━━━━━ Data for this task ━━━━━
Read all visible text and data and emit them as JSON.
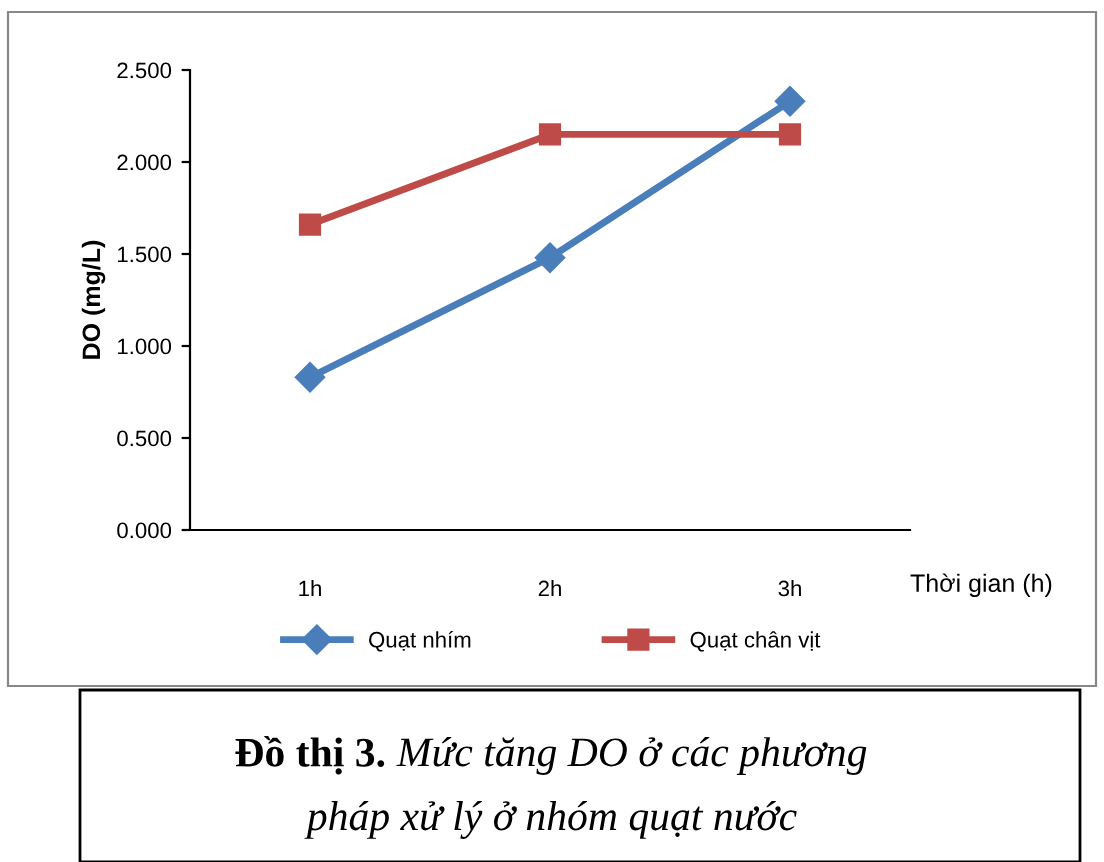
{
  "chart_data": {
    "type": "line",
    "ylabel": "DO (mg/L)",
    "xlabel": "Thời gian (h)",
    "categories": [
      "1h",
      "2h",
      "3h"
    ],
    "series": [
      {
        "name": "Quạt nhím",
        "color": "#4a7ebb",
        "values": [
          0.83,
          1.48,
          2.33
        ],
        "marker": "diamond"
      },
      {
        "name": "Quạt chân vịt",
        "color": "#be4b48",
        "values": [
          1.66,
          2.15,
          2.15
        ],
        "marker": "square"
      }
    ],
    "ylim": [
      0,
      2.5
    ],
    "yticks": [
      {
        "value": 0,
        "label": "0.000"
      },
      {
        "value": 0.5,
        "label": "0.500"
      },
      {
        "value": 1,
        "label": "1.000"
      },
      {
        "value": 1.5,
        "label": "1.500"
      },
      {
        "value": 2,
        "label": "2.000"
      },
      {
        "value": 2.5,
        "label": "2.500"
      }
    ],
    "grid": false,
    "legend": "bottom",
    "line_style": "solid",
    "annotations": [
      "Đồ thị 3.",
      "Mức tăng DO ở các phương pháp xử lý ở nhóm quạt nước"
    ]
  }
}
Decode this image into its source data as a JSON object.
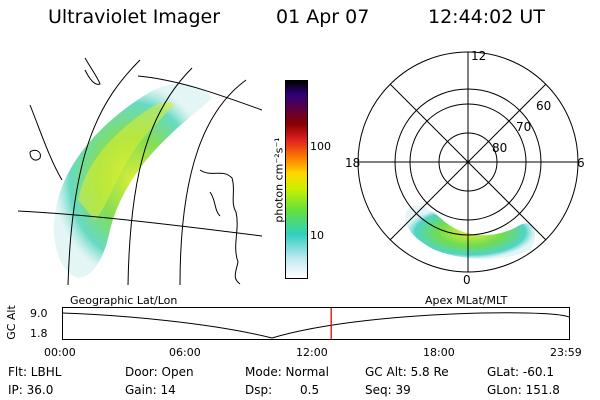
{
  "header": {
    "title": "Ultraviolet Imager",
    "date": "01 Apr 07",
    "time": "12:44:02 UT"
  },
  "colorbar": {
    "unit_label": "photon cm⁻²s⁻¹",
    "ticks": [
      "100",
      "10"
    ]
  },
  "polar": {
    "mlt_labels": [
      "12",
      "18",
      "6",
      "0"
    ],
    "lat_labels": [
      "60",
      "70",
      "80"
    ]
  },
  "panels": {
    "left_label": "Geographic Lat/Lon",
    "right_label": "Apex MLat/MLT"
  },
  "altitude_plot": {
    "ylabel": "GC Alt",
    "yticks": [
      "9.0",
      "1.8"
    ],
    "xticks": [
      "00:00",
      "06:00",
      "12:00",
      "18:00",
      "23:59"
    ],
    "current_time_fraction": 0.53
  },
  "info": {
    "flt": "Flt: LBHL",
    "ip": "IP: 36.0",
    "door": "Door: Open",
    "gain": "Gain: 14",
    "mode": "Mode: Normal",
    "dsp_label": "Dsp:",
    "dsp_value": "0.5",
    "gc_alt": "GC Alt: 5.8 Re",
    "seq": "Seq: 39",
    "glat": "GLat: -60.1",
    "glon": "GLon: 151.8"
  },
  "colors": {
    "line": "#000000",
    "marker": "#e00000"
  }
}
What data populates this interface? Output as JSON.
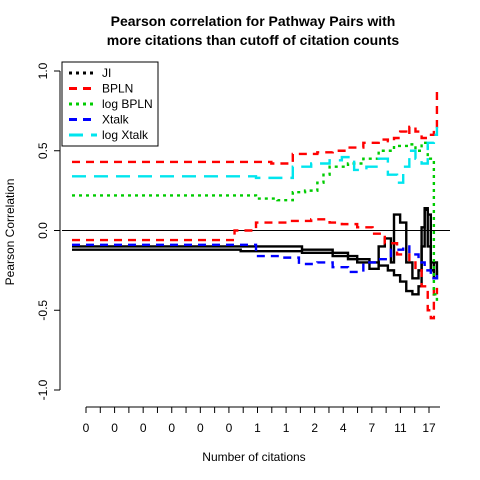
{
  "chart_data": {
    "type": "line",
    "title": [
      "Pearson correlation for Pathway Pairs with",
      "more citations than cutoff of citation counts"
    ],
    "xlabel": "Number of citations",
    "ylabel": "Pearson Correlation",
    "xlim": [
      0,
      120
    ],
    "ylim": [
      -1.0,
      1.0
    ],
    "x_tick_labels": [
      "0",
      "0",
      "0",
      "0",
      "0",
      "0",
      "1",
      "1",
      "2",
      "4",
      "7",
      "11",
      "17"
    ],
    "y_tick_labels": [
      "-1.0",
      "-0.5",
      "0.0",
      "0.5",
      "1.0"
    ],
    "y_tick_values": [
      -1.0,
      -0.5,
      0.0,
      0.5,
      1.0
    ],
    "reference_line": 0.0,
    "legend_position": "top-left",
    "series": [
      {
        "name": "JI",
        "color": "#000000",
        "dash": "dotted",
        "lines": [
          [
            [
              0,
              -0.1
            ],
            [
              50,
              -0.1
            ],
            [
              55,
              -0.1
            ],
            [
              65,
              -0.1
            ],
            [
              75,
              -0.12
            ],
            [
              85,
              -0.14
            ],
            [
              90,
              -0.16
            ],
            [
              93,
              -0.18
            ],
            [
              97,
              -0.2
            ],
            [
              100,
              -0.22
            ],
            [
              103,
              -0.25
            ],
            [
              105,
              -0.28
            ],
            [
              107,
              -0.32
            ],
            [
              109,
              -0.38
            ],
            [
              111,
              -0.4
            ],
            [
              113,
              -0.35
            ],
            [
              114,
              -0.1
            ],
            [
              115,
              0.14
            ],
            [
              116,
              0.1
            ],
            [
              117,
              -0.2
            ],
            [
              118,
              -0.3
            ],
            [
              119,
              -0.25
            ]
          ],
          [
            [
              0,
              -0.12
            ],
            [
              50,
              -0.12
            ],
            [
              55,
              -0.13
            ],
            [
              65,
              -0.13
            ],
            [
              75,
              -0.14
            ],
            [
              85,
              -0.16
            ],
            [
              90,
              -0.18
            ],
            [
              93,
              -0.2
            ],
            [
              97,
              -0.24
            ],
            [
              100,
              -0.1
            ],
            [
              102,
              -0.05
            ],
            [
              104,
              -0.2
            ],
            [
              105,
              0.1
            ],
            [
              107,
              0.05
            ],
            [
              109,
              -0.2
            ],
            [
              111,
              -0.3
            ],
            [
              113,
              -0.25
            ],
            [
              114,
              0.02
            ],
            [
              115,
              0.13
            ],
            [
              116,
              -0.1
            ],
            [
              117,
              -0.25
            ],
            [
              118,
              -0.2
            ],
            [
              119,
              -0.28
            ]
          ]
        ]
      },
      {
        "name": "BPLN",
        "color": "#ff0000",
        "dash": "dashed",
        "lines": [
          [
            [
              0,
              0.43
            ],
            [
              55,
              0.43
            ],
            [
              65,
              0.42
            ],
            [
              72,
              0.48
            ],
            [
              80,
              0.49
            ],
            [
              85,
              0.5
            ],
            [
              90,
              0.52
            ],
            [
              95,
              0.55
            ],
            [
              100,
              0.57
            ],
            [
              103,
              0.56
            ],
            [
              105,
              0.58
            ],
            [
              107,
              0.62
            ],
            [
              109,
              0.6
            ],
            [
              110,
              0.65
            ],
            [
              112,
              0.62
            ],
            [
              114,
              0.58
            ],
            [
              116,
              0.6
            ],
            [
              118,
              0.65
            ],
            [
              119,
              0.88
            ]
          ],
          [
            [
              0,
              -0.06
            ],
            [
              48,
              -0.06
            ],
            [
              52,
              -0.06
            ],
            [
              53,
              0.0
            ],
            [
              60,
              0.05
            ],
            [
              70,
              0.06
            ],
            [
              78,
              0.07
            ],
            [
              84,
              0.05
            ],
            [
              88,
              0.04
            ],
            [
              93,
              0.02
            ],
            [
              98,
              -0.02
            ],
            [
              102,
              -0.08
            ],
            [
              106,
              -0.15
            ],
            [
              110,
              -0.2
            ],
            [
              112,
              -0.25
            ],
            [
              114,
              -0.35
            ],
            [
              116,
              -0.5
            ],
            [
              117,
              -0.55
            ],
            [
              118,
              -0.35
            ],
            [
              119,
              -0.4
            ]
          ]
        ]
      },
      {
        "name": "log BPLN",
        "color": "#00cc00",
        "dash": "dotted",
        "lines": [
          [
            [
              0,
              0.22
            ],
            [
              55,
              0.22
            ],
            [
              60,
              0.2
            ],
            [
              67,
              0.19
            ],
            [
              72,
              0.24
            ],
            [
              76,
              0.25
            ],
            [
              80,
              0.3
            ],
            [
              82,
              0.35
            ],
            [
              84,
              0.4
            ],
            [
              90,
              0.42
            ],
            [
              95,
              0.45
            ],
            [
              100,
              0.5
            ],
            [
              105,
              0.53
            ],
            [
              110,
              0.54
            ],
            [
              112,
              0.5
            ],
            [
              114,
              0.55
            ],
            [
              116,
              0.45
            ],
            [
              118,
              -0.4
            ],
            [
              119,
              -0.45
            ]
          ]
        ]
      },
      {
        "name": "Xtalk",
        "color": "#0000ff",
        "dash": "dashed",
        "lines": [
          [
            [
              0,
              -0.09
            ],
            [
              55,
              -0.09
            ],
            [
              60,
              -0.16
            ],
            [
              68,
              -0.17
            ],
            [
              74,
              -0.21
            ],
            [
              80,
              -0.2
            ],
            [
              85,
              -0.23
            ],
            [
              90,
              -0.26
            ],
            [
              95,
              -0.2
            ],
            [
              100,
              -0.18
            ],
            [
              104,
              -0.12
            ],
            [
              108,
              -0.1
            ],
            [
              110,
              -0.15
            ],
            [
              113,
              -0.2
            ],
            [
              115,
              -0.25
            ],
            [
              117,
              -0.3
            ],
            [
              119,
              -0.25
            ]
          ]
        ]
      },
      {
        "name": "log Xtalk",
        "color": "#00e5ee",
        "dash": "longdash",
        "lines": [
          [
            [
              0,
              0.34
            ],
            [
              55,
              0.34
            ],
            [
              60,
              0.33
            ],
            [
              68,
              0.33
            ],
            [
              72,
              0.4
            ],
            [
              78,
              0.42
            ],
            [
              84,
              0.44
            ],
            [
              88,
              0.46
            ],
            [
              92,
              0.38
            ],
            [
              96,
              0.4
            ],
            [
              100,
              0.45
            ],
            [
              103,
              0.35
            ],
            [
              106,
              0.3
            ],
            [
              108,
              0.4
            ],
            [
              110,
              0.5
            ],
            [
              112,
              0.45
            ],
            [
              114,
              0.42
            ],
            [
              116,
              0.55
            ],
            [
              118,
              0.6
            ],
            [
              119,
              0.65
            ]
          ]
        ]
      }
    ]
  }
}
━━━━━
§ **What is being asked**
Gather each line holding the string "xlabel".

§ **Solution**
    "xlabel": "Thời gian (h)",
    "xlabel": "Number of citations",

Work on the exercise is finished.